In the listing that follows, count each line containing the string "xlabel" and report only the count.

===== Records for the exercise

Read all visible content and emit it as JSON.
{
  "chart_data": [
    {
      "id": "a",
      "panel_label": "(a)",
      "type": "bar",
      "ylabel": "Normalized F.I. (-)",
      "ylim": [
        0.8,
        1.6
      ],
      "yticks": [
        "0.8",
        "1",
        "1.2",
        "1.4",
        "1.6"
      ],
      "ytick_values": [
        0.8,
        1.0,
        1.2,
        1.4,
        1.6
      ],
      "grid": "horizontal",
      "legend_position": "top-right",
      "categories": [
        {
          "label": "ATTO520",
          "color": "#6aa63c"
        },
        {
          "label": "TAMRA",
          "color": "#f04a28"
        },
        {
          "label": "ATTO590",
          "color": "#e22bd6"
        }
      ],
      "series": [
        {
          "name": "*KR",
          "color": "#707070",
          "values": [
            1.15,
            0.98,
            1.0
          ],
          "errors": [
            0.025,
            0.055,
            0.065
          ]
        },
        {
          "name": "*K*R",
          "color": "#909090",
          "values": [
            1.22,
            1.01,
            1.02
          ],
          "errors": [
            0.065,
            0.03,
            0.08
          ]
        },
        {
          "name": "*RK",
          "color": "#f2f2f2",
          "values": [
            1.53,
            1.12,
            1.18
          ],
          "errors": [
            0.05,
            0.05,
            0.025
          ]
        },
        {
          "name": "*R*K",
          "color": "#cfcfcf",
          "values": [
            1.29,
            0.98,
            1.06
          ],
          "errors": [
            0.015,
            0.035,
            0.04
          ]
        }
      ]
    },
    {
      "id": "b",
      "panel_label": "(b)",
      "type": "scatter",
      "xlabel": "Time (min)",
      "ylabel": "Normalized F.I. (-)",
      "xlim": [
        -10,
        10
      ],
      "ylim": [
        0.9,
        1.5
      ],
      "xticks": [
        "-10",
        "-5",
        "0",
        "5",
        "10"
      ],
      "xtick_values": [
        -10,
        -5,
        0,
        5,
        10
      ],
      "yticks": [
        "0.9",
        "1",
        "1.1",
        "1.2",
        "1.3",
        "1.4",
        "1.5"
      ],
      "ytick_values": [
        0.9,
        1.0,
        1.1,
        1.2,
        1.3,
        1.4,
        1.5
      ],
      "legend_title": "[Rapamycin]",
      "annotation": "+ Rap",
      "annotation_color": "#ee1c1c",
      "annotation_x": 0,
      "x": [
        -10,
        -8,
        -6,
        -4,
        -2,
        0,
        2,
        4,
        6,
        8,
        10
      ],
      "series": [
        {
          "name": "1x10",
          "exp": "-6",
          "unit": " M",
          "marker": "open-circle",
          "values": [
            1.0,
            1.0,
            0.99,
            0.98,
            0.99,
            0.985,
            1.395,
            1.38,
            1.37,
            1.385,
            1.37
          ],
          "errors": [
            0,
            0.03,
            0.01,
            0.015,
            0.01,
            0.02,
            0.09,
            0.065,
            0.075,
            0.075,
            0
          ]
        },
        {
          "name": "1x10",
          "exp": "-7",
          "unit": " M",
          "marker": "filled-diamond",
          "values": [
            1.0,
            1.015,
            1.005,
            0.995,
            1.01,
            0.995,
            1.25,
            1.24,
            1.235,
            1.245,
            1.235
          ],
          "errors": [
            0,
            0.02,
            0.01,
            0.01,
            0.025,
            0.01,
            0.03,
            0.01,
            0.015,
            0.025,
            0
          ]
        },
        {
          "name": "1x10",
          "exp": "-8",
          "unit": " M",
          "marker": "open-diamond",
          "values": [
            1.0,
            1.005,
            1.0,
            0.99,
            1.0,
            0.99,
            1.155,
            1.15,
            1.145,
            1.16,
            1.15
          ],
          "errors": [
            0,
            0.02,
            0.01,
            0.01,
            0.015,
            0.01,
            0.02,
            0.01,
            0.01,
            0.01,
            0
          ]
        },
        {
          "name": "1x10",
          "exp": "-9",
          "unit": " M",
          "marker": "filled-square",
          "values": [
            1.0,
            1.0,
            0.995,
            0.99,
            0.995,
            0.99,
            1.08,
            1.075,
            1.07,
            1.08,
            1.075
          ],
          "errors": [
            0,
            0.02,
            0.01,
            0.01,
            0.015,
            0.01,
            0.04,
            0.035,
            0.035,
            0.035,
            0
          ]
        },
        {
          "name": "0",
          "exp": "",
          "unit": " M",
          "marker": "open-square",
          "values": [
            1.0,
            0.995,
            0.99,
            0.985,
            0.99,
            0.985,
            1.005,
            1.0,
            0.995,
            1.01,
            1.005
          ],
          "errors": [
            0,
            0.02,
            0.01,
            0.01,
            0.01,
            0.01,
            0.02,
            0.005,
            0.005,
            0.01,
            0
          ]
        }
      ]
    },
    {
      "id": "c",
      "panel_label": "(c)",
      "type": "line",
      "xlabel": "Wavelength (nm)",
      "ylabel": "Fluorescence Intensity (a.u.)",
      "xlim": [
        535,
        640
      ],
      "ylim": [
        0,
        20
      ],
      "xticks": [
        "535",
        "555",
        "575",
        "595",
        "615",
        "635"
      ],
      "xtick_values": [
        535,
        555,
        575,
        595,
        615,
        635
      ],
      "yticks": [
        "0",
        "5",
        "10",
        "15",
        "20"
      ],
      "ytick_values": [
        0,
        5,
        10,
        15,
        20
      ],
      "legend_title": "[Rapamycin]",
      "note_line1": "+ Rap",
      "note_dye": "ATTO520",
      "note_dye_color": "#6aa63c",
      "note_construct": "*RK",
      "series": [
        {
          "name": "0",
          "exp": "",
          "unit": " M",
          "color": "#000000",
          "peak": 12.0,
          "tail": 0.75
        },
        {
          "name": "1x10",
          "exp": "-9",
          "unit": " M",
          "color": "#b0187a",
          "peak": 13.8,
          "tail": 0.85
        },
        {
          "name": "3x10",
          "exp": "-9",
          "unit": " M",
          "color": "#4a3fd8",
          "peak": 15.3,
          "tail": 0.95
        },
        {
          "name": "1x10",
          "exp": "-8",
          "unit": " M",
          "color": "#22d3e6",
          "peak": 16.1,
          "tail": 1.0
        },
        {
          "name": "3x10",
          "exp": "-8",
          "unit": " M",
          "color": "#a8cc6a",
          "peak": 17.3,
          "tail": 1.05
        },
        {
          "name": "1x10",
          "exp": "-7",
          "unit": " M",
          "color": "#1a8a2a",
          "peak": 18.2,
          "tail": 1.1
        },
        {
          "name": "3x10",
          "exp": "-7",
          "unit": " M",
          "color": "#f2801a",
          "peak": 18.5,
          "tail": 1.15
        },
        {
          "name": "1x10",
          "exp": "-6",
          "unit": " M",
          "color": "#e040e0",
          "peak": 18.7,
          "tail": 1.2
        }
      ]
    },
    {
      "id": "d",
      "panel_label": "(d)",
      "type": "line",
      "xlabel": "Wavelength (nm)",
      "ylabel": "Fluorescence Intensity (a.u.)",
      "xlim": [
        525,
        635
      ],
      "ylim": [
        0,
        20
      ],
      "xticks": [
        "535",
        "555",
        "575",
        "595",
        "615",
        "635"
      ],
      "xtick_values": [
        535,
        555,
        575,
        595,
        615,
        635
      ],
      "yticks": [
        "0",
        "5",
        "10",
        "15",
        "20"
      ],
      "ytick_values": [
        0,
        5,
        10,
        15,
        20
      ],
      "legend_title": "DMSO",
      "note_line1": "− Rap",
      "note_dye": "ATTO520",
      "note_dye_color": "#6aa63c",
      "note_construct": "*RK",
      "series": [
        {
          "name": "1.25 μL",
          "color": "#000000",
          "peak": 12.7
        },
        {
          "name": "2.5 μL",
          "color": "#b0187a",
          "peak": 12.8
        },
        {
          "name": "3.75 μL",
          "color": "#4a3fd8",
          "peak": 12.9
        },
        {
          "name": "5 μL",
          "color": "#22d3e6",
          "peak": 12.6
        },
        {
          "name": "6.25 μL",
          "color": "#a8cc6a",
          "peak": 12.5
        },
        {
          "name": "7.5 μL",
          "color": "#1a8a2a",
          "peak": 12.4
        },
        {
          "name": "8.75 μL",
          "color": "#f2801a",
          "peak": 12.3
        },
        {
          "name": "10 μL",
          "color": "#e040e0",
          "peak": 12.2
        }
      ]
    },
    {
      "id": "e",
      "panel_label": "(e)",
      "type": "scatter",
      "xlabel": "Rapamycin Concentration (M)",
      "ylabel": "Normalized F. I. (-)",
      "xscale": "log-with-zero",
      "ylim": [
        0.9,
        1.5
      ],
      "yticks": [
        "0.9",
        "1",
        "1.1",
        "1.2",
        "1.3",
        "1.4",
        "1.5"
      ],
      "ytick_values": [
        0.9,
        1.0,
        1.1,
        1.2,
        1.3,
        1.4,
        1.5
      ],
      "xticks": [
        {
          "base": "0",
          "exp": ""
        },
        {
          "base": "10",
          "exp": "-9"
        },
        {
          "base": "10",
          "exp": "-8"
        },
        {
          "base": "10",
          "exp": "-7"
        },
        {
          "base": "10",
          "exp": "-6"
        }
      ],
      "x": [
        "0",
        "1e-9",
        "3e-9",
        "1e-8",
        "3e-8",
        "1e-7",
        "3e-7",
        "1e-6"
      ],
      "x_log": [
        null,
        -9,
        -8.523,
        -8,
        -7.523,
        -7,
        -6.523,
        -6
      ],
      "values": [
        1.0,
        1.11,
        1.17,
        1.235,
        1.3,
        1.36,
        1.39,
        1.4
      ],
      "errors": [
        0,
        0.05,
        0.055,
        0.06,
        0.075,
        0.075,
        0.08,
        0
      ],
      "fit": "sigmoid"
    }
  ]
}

==========

### Written reply:
4